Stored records

** BEGIN **

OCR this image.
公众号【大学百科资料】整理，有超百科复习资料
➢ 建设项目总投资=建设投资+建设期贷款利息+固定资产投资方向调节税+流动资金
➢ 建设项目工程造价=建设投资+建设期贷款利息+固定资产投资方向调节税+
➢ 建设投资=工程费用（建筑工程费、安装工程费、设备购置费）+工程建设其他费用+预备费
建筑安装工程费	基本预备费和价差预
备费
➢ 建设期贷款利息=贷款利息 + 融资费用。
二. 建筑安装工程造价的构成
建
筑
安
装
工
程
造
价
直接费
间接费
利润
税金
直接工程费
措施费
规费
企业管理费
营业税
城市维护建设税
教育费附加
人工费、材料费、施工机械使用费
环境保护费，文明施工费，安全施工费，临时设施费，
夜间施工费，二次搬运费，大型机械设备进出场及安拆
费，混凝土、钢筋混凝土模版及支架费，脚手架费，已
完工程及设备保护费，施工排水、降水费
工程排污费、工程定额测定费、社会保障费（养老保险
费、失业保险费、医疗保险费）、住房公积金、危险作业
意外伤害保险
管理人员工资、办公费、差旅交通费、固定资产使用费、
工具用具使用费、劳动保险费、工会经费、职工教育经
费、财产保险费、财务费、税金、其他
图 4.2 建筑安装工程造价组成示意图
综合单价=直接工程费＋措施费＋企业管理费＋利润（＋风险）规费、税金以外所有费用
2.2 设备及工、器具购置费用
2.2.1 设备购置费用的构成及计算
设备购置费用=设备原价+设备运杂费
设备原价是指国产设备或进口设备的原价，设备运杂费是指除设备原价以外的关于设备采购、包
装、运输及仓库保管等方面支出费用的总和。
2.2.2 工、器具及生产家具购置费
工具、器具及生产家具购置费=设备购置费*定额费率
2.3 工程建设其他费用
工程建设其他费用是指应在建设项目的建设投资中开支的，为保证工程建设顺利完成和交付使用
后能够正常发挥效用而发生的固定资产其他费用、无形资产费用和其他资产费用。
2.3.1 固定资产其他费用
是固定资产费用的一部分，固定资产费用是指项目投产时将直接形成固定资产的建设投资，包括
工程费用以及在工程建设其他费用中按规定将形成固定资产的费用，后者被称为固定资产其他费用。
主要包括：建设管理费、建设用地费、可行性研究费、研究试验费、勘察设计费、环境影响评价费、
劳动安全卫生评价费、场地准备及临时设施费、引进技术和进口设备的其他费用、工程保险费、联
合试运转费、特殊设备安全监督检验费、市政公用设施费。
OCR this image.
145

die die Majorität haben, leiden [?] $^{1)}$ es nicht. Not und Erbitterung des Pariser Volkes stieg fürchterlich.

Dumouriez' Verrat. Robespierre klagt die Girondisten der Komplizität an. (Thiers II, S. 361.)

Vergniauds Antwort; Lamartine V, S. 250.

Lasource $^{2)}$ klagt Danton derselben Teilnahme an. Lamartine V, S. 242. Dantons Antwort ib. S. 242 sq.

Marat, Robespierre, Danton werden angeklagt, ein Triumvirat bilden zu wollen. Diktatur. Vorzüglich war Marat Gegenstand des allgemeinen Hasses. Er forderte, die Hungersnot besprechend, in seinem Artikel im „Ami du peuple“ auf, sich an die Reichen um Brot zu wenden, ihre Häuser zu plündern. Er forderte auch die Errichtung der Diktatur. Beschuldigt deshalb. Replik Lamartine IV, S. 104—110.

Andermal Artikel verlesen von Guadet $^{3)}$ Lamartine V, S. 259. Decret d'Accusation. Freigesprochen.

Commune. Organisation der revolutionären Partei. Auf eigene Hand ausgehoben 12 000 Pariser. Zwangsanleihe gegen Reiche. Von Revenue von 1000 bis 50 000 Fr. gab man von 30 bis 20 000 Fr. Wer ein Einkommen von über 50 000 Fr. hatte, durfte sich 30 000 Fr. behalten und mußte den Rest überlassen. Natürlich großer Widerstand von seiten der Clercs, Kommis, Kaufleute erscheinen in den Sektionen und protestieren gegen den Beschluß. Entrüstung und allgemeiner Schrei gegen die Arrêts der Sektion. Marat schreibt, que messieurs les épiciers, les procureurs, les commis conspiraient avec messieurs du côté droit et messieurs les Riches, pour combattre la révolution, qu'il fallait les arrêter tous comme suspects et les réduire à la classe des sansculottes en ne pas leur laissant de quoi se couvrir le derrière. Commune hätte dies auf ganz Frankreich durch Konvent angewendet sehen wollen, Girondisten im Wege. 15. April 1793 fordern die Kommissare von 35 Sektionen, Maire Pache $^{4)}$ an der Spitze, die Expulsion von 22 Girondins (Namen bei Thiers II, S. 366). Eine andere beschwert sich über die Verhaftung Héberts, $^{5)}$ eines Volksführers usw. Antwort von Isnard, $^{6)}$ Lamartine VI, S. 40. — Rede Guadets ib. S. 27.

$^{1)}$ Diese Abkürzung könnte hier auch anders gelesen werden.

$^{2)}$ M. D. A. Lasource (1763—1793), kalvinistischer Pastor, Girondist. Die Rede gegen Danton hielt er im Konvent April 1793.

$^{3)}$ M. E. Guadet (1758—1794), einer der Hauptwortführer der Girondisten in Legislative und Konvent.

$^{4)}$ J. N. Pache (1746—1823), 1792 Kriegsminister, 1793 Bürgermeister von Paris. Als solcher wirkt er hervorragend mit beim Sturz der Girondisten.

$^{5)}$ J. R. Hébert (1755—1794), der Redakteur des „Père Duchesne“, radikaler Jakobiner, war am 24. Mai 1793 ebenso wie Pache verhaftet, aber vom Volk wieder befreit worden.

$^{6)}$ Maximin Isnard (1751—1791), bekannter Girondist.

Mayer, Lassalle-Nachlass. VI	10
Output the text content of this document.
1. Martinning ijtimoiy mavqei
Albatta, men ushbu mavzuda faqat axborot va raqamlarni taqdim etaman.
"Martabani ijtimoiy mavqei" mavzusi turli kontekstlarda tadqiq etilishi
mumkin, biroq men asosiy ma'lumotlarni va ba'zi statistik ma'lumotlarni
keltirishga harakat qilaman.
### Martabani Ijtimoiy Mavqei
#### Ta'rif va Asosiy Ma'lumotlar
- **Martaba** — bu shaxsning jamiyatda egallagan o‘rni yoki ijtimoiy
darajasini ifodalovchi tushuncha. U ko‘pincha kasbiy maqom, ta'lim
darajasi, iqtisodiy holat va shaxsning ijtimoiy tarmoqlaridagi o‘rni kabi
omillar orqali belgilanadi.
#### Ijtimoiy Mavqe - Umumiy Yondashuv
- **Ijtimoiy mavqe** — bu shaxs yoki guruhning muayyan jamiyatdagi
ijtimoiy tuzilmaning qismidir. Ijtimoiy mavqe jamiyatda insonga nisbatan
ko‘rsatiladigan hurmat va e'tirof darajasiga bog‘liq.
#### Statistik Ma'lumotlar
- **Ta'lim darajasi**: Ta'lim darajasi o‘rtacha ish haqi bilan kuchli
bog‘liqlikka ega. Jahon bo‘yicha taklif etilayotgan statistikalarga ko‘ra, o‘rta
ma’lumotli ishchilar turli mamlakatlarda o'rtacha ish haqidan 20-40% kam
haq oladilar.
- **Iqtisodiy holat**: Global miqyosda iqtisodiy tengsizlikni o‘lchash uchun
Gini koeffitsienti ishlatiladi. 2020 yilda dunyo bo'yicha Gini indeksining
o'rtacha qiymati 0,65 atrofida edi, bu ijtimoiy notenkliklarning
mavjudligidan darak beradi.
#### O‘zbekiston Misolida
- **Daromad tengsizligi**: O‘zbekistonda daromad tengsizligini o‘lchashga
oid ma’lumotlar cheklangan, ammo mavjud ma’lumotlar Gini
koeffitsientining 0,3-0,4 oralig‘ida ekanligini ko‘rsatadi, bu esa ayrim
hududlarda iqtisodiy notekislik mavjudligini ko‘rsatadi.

** END **

Directions for this task
Every record shown above should be written out again exactly.

Correct output
OCR this image.
公众号【大学百科资料】整理，有超百科复习资料
➢ 建设项目总投资=建设投资+建设期贷款利息+固定资产投资方向调节税+流动资金
➢ 建设项目工程造价=建设投资+建设期贷款利息+固定资产投资方向调节税+
➢ 建设投资=工程费用（建筑工程费、安装工程费、设备购置费）+工程建设其他费用+预备费
建筑安装工程费	基本预备费和价差预
备费
➢ 建设期贷款利息=贷款利息 + 融资费用。
二. 建筑安装工程造价的构成
建
筑
安
装
工
程
造
价
直接费
间接费
利润
税金
直接工程费
措施费
规费
企业管理费
营业税
城市维护建设税
教育费附加
人工费、材料费、施工机械使用费
环境保护费，文明施工费，安全施工费，临时设施费，
夜间施工费，二次搬运费，大型机械设备进出场及安拆
费，混凝土、钢筋混凝土模版及支架费，脚手架费，已
完工程及设备保护费，施工排水、降水费
工程排污费、工程定额测定费、社会保障费（养老保险
费、失业保险费、医疗保险费）、住房公积金、危险作业
意外伤害保险
管理人员工资、办公费、差旅交通费、固定资产使用费、
工具用具使用费、劳动保险费、工会经费、职工教育经
费、财产保险费、财务费、税金、其他
图 4.2 建筑安装工程造价组成示意图
综合单价=直接工程费＋措施费＋企业管理费＋利润（＋风险）规费、税金以外所有费用
2.2 设备及工、器具购置费用
2.2.1 设备购置费用的构成及计算
设备购置费用=设备原价+设备运杂费
设备原价是指国产设备或进口设备的原价，设备运杂费是指除设备原价以外的关于设备采购、包
装、运输及仓库保管等方面支出费用的总和。
2.2.2 工、器具及生产家具购置费
工具、器具及生产家具购置费=设备购置费*定额费率
2.3 工程建设其他费用
工程建设其他费用是指应在建设项目的建设投资中开支的，为保证工程建设顺利完成和交付使用
后能够正常发挥效用而发生的固定资产其他费用、无形资产费用和其他资产费用。
2.3.1 固定资产其他费用
是固定资产费用的一部分，固定资产费用是指项目投产时将直接形成固定资产的建设投资，包括
工程费用以及在工程建设其他费用中按规定将形成固定资产的费用，后者被称为固定资产其他费用。
主要包括：建设管理费、建设用地费、可行性研究费、研究试验费、勘察设计费、环境影响评价费、
劳动安全卫生评价费、场地准备及临时设施费、引进技术和进口设备的其他费用、工程保险费、联
合试运转费、特殊设备安全监督检验费、市政公用设施费。
OCR this image.
145

die die Majorität haben, leiden [?] $^{1)}$ es nicht. Not und Erbitterung des Pariser Volkes stieg fürchterlich.

Dumouriez' Verrat. Robespierre klagt die Girondisten der Komplizität an. (Thiers II, S. 361.)

Vergniauds Antwort; Lamartine V, S. 250.

Lasource $^{2)}$ klagt Danton derselben Teilnahme an. Lamartine V, S. 242. Dantons Antwort ib. S. 242 sq.

Marat, Robespierre, Danton werden angeklagt, ein Triumvirat bilden zu wollen. Diktatur. Vorzüglich war Marat Gegenstand des allgemeinen Hasses. Er forderte, die Hungersnot besprechend, in seinem Artikel im „Ami du peuple“ auf, sich an die Reichen um Brot zu wenden, ihre Häuser zu plündern. Er forderte auch die Errichtung der Diktatur. Beschuldigt deshalb. Replik Lamartine IV, S. 104—110.

Andermal Artikel verlesen von Guadet $^{3)}$ Lamartine V, S. 259. Decret d'Accusation. Freigesprochen.

Commune. Organisation der revolutionären Partei. Auf eigene Hand ausgehoben 12 000 Pariser. Zwangsanleihe gegen Reiche. Von Revenue von 1000 bis 50 000 Fr. gab man von 30 bis 20 000 Fr. Wer ein Einkommen von über 50 000 Fr. hatte, durfte sich 30 000 Fr. behalten und mußte den Rest überlassen. Natürlich großer Widerstand von seiten der Clercs, Kommis, Kaufleute erscheinen in den Sektionen und protestieren gegen den Beschluß. Entrüstung und allgemeiner Schrei gegen die Arrêts der Sektion. Marat schreibt, que messieurs les épiciers, les procureurs, les commis conspiraient avec messieurs du côté droit et messieurs les Riches, pour combattre la révolution, qu'il fallait les arrêter tous comme suspects et les réduire à la classe des sansculottes en ne pas leur laissant de quoi se couvrir le derrière. Commune hätte dies auf ganz Frankreich durch Konvent angewendet sehen wollen, Girondisten im Wege. 15. April 1793 fordern die Kommissare von 35 Sektionen, Maire Pache $^{4)}$ an der Spitze, die Expulsion von 22 Girondins (Namen bei Thiers II, S. 366). Eine andere beschwert sich über die Verhaftung Héberts, $^{5)}$ eines Volksführers usw. Antwort von Isnard, $^{6)}$ Lamartine VI, S. 40. — Rede Guadets ib. S. 27.

$^{1)}$ Diese Abkürzung könnte hier auch anders gelesen werden.

$^{2)}$ M. D. A. Lasource (1763—1793), kalvinistischer Pastor, Girondist. Die Rede gegen Danton hielt er im Konvent April 1793.

$^{3)}$ M. E. Guadet (1758—1794), einer der Hauptwortführer der Girondisten in Legislative und Konvent.

$^{4)}$ J. N. Pache (1746—1823), 1792 Kriegsminister, 1793 Bürgermeister von Paris. Als solcher wirkt er hervorragend mit beim Sturz der Girondisten.

$^{5)}$ J. R. Hébert (1755—1794), der Redakteur des „Père Duchesne“, radikaler Jakobiner, war am 24. Mai 1793 ebenso wie Pache verhaftet, aber vom Volk wieder befreit worden.

$^{6)}$ Maximin Isnard (1751—1791), bekannter Girondist.

Mayer, Lassalle-Nachlass. VI	10
Output the text content of this document.
1. Martinning ijtimoiy mavqei
Albatta, men ushbu mavzuda faqat axborot va raqamlarni taqdim etaman.
"Martabani ijtimoiy mavqei" mavzusi turli kontekstlarda tadqiq etilishi
mumkin, biroq men asosiy ma'lumotlarni va ba'zi statistik ma'lumotlarni
keltirishga harakat qilaman.
### Martabani Ijtimoiy Mavqei
#### Ta'rif va Asosiy Ma'lumotlar
- **Martaba** — bu shaxsning jamiyatda egallagan o‘rni yoki ijtimoiy
darajasini ifodalovchi tushuncha. U ko‘pincha kasbiy maqom, ta'lim
darajasi, iqtisodiy holat va shaxsning ijtimoiy tarmoqlaridagi o‘rni kabi
omillar orqali belgilanadi.
#### Ijtimoiy Mavqe - Umumiy Yondashuv
- **Ijtimoiy mavqe** — bu shaxs yoki guruhning muayyan jamiyatdagi
ijtimoiy tuzilmaning qismidir. Ijtimoiy mavqe jamiyatda insonga nisbatan
ko‘rsatiladigan hurmat va e'tirof darajasiga bog‘liq.
#### Statistik Ma'lumotlar
- **Ta'lim darajasi**: Ta'lim darajasi o‘rtacha ish haqi bilan kuchli
bog‘liqlikka ega. Jahon bo‘yicha taklif etilayotgan statistikalarga ko‘ra, o‘rta
ma’lumotli ishchilar turli mamlakatlarda o'rtacha ish haqidan 20-40% kam
haq oladilar.
- **Iqtisodiy holat**: Global miqyosda iqtisodiy tengsizlikni o‘lchash uchun
Gini koeffitsienti ishlatiladi. 2020 yilda dunyo bo'yicha Gini indeksining
o'rtacha qiymati 0,65 atrofida edi, bu ijtimoiy notenkliklarning
mavjudligidan darak beradi.
#### O‘zbekiston Misolida
- **Daromad tengsizligi**: O‘zbekistonda daromad tengsizligini o‘lchashga
oid ma’lumotlar cheklangan, ammo mavjud ma’lumotlar Gini
koeffitsientining 0,3-0,4 oralig‘ida ekanligini ko‘rsatadi, bu esa ayrim
hududlarda iqtisodiy notekislik mavjudligini ko‘rsatadi.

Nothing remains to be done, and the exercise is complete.